Your instructions — Output the full material exactly as it appears here.

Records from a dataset
>> BEGIN

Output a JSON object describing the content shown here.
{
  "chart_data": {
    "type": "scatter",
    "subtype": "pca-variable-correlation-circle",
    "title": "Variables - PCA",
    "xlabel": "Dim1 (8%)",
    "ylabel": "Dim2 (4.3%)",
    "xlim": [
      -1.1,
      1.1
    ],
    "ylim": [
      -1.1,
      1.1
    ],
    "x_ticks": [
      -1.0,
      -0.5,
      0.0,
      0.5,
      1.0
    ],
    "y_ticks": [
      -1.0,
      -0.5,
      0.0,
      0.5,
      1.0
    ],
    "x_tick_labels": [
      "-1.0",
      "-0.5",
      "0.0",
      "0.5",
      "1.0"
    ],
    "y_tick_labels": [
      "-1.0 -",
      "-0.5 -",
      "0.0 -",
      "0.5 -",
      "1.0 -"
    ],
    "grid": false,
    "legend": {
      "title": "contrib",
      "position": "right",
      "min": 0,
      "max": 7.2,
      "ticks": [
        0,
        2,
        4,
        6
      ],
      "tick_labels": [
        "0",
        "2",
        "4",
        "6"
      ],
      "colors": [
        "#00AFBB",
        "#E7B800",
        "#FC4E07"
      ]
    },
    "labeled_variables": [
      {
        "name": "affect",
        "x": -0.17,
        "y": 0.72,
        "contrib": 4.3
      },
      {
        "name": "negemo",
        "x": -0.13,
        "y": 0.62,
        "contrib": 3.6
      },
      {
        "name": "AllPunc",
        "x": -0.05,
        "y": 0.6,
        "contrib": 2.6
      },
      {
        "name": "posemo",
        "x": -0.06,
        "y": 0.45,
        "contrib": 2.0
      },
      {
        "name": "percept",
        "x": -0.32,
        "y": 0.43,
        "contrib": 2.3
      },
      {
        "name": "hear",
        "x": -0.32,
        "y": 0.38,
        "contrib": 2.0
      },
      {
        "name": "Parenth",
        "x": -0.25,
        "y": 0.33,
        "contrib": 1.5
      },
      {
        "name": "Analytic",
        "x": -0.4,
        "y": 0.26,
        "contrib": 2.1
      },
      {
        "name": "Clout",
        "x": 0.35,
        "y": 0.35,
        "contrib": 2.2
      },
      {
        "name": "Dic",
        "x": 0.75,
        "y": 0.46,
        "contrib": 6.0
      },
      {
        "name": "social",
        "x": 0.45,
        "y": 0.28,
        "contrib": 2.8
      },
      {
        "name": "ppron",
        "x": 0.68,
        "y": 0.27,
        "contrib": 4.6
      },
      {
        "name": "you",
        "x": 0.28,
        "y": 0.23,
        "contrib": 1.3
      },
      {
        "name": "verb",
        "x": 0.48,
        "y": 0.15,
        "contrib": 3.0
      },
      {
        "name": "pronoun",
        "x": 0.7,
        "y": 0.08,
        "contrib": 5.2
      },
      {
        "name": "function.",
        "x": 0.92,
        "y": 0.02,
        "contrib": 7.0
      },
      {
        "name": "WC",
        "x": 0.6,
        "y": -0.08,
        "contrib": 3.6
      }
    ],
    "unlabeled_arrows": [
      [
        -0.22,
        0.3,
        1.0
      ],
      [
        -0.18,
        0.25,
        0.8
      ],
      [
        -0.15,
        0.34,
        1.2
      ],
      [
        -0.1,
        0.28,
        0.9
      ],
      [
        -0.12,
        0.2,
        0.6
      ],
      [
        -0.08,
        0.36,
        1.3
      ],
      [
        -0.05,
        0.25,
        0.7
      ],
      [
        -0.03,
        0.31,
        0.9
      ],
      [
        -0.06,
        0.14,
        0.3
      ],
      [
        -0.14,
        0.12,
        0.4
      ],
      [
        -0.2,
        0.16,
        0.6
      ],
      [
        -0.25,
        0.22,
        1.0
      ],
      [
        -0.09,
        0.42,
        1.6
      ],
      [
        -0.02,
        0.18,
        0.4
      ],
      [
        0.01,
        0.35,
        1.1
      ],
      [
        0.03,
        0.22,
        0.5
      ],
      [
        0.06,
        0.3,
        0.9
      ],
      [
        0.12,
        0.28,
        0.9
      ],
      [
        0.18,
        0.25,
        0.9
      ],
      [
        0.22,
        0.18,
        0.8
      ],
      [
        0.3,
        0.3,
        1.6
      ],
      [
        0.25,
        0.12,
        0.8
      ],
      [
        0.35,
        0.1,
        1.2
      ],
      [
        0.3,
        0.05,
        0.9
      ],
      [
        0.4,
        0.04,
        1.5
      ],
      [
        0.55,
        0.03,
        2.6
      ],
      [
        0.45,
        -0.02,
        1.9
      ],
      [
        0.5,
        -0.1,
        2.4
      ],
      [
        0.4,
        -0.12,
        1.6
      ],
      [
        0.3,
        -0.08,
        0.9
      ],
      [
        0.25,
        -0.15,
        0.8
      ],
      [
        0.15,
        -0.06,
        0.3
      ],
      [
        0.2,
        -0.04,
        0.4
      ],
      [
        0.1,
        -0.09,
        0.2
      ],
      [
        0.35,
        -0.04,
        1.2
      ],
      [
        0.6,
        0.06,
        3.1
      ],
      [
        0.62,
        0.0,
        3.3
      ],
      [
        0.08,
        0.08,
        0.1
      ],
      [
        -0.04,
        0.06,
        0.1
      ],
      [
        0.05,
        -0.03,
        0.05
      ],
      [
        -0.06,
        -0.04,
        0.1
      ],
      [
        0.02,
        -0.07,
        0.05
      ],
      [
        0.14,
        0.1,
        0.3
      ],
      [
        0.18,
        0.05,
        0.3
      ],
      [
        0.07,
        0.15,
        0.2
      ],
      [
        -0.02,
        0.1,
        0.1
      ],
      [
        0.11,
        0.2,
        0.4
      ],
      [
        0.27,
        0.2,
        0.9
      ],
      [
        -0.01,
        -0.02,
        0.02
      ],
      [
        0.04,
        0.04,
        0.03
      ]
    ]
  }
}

>> END

Solution for this exercise —
Output a JSON object describing the content shown here.
{
  "chart_data": {
    "type": "scatter",
    "subtype": "pca-variable-correlation-circle",
    "title": "Variables - PCA",
    "xlabel": "Dim1 (8%)",
    "ylabel": "Dim2 (4.3%)",
    "xlim": [
      -1.1,
      1.1
    ],
    "ylim": [
      -1.1,
      1.1
    ],
    "x_ticks": [
      -1.0,
      -0.5,
      0.0,
      0.5,
      1.0
    ],
    "y_ticks": [
      -1.0,
      -0.5,
      0.0,
      0.5,
      1.0
    ],
    "x_tick_labels": [
      "-1.0",
      "-0.5",
      "0.0",
      "0.5",
      "1.0"
    ],
    "y_tick_labels": [
      "-1.0 -",
      "-0.5 -",
      "0.0 -",
      "0.5 -",
      "1.0 -"
    ],
    "grid": false,
    "legend": {
      "title": "contrib",
      "position": "right",
      "min": 0,
      "max": 7.2,
      "ticks": [
        0,
        2,
        4,
        6
      ],
      "tick_labels": [
        "0",
        "2",
        "4",
        "6"
      ],
      "colors": [
        "#00AFBB",
        "#E7B800",
        "#FC4E07"
      ]
    },
    "labeled_variables": [
      {
        "name": "affect",
        "x": -0.17,
        "y": 0.72,
        "contrib": 4.3
      },
      {
        "name": "negemo",
        "x": -0.13,
        "y": 0.62,
        "contrib": 3.6
      },
      {
        "name": "AllPunc",
        "x": -0.05,
        "y": 0.6,
        "contrib": 2.6
      },
      {
        "name": "posemo",
        "x": -0.06,
        "y": 0.45,
        "contrib": 2.0
      },
      {
        "name": "percept",
        "x": -0.32,
        "y": 0.43,
        "contrib": 2.3
      },
      {
        "name": "hear",
        "x": -0.32,
        "y": 0.38,
        "contrib": 2.0
      },
      {
        "name": "Parenth",
        "x": -0.25,
        "y": 0.33,
        "contrib": 1.5
      },
      {
        "name": "Analytic",
        "x": -0.4,
        "y": 0.26,
        "contrib": 2.1
      },
      {
        "name": "Clout",
        "x": 0.35,
        "y": 0.35,
        "contrib": 2.2
      },
      {
        "name": "Dic",
        "x": 0.75,
        "y": 0.46,
        "contrib": 6.0
      },
      {
        "name": "social",
        "x": 0.45,
        "y": 0.28,
        "contrib": 2.8
      },
      {
        "name": "ppron",
        "x": 0.68,
        "y": 0.27,
        "contrib": 4.6
      },
      {
        "name": "you",
        "x": 0.28,
        "y": 0.23,
        "contrib": 1.3
      },
      {
        "name": "verb",
        "x": 0.48,
        "y": 0.15,
        "contrib": 3.0
      },
      {
        "name": "pronoun",
        "x": 0.7,
        "y": 0.08,
        "contrib": 5.2
      },
      {
        "name": "function.",
        "x": 0.92,
        "y": 0.02,
        "contrib": 7.0
      },
      {
        "name": "WC",
        "x": 0.6,
        "y": -0.08,
        "contrib": 3.6
      }
    ],
    "unlabeled_arrows": [
      [
        -0.22,
        0.3,
        1.0
      ],
      [
        -0.18,
        0.25,
        0.8
      ],
      [
        -0.15,
        0.34,
        1.2
      ],
      [
        -0.1,
        0.28,
        0.9
      ],
      [
        -0.12,
        0.2,
        0.6
      ],
      [
        -0.08,
        0.36,
        1.3
      ],
      [
        -0.05,
        0.25,
        0.7
      ],
      [
        -0.03,
        0.31,
        0.9
      ],
      [
        -0.06,
        0.14,
        0.3
      ],
      [
        -0.14,
        0.12,
        0.4
      ],
      [
        -0.2,
        0.16,
        0.6
      ],
      [
        -0.25,
        0.22,
        1.0
      ],
      [
        -0.09,
        0.42,
        1.6
      ],
      [
        -0.02,
        0.18,
        0.4
      ],
      [
        0.01,
        0.35,
        1.1
      ],
      [
        0.03,
        0.22,
        0.5
      ],
      [
        0.06,
        0.3,
        0.9
      ],
      [
        0.12,
        0.28,
        0.9
      ],
      [
        0.18,
        0.25,
        0.9
      ],
      [
        0.22,
        0.18,
        0.8
      ],
      [
        0.3,
        0.3,
        1.6
      ],
      [
        0.25,
        0.12,
        0.8
      ],
      [
        0.35,
        0.1,
        1.2
      ],
      [
        0.3,
        0.05,
        0.9
      ],
      [
        0.4,
        0.04,
        1.5
      ],
      [
        0.55,
        0.03,
        2.6
      ],
      [
        0.45,
        -0.02,
        1.9
      ],
      [
        0.5,
        -0.1,
        2.4
      ],
      [
        0.4,
        -0.12,
        1.6
      ],
      [
        0.3,
        -0.08,
        0.9
      ],
      [
        0.25,
        -0.15,
        0.8
      ],
      [
        0.15,
        -0.06,
        0.3
      ],
      [
        0.2,
        -0.04,
        0.4
      ],
      [
        0.1,
        -0.09,
        0.2
      ],
      [
        0.35,
        -0.04,
        1.2
      ],
      [
        0.6,
        0.06,
        3.1
      ],
      [
        0.62,
        0.0,
        3.3
      ],
      [
        0.08,
        0.08,
        0.1
      ],
      [
        -0.04,
        0.06,
        0.1
      ],
      [
        0.05,
        -0.03,
        0.05
      ],
      [
        -0.06,
        -0.04,
        0.1
      ],
      [
        0.02,
        -0.07,
        0.05
      ],
      [
        0.14,
        0.1,
        0.3
      ],
      [
        0.18,
        0.05,
        0.3
      ],
      [
        0.07,
        0.15,
        0.2
      ],
      [
        -0.02,
        0.1,
        0.1
      ],
      [
        0.11,
        0.2,
        0.4
      ],
      [
        0.27,
        0.2,
        0.9
      ],
      [
        -0.01,
        -0.02,
        0.02
      ],
      [
        0.04,
        0.04,
        0.03
      ]
    ]
  }
}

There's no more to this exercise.